## Input for this task:
.....

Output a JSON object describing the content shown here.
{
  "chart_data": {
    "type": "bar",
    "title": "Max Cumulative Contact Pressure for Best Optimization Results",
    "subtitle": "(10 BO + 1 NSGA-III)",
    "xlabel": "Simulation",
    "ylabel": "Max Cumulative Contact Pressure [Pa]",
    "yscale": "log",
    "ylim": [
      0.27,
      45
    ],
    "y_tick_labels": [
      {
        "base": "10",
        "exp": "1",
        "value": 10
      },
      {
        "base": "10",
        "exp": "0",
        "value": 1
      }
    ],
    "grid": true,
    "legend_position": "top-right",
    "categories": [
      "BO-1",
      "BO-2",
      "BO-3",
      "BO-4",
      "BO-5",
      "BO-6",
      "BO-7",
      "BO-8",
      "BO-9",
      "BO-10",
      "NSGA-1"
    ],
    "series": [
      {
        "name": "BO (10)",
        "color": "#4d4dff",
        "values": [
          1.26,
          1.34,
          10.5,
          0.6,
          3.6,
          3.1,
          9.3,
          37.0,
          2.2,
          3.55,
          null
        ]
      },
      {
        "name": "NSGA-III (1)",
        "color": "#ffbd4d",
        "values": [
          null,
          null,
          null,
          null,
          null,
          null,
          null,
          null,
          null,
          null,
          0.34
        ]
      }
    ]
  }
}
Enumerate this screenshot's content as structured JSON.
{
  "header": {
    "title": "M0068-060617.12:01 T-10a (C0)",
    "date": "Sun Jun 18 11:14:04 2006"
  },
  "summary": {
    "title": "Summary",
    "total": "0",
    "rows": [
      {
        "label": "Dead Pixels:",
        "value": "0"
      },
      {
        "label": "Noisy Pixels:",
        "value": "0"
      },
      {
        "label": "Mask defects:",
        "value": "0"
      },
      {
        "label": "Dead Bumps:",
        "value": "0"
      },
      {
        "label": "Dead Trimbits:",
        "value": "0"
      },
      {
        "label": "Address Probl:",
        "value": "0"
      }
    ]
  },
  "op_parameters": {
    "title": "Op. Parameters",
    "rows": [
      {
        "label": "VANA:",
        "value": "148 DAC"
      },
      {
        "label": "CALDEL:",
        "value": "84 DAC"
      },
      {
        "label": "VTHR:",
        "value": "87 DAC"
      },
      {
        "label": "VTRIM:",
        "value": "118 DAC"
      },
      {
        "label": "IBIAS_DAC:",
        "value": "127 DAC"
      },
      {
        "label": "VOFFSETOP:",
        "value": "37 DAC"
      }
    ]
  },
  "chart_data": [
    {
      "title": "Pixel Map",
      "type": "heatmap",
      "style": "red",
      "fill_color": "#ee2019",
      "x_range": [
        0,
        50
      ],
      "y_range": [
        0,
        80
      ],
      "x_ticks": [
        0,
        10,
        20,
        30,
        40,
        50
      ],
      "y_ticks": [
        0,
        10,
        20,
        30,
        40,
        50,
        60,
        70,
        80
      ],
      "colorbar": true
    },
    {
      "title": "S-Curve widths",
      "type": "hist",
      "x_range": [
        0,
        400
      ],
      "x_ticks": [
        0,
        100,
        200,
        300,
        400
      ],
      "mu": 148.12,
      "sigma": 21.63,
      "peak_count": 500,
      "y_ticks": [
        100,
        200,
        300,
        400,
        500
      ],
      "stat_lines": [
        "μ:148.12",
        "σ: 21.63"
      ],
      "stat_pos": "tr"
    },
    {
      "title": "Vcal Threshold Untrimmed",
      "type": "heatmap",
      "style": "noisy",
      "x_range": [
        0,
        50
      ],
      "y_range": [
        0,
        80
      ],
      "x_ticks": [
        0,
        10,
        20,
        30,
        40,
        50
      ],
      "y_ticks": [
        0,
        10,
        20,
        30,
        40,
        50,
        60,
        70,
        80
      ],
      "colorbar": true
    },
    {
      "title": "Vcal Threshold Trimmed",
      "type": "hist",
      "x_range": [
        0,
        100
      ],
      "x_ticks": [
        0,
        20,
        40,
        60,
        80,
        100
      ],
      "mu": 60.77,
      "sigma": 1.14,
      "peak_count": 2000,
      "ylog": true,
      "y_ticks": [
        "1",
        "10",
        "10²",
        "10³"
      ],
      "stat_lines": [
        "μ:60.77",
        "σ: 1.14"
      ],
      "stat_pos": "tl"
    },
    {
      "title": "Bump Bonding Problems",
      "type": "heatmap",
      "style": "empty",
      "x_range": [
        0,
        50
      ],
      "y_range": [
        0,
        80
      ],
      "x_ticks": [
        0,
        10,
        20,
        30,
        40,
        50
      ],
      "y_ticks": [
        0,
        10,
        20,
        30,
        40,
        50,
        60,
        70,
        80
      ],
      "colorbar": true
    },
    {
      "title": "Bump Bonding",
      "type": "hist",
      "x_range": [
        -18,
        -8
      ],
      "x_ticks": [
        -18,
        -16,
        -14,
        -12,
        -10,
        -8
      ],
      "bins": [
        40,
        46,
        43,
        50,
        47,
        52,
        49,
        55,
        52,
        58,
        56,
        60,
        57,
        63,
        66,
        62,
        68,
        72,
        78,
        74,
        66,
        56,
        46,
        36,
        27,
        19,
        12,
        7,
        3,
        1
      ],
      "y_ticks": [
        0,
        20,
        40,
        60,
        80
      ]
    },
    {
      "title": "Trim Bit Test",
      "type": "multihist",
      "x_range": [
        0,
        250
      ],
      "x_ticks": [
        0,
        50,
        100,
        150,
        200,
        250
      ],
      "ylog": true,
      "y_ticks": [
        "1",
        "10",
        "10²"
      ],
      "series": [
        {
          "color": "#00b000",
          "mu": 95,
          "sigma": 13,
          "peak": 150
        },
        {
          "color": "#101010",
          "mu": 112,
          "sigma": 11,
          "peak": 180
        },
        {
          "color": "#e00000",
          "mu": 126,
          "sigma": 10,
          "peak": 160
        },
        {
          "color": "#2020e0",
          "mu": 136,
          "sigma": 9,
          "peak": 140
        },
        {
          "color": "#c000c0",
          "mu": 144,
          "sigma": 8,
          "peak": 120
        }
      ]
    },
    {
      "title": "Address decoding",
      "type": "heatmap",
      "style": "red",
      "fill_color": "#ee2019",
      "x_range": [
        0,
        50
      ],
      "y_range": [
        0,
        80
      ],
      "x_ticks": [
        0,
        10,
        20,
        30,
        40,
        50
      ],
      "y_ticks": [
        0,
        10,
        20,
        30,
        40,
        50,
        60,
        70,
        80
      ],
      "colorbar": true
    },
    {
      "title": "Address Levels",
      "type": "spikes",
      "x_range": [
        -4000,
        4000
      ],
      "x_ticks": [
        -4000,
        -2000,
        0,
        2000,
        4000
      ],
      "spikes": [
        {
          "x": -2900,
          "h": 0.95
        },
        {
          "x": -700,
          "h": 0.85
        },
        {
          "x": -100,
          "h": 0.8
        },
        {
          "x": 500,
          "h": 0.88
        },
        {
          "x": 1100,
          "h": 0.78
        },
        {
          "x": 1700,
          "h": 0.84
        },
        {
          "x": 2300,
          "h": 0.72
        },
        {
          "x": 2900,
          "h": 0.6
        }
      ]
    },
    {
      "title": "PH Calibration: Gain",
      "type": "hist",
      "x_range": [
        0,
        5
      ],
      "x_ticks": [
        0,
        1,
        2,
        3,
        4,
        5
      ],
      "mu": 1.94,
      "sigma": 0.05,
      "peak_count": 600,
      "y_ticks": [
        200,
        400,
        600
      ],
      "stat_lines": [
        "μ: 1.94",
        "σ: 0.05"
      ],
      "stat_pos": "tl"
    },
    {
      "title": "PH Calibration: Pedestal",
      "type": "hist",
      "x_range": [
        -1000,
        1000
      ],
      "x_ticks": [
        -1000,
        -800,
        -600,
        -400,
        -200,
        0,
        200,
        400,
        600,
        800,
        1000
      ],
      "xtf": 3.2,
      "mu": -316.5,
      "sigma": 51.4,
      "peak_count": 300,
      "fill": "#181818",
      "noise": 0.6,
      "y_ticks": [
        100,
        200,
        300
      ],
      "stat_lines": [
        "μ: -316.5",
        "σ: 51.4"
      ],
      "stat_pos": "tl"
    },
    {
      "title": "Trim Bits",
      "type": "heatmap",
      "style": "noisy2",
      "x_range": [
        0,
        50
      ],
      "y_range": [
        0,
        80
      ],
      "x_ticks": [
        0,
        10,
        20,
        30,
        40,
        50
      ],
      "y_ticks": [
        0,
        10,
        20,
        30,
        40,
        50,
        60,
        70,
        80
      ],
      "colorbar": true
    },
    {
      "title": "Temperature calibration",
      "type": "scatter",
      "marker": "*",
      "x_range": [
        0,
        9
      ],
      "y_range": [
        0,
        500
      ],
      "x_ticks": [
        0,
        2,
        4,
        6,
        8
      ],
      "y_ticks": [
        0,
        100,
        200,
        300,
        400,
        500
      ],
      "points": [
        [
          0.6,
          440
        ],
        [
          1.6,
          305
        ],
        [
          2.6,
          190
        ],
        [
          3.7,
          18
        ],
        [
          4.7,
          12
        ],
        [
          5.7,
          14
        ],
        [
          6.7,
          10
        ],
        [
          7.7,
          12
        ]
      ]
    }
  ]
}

.....

From the listing above, pick out every line containing "NSGA".

## Task solution:
    "subtitle": "(10 BO + 1 NSGA-III)",
      "NSGA-1"
        "name": "NSGA-III (1)",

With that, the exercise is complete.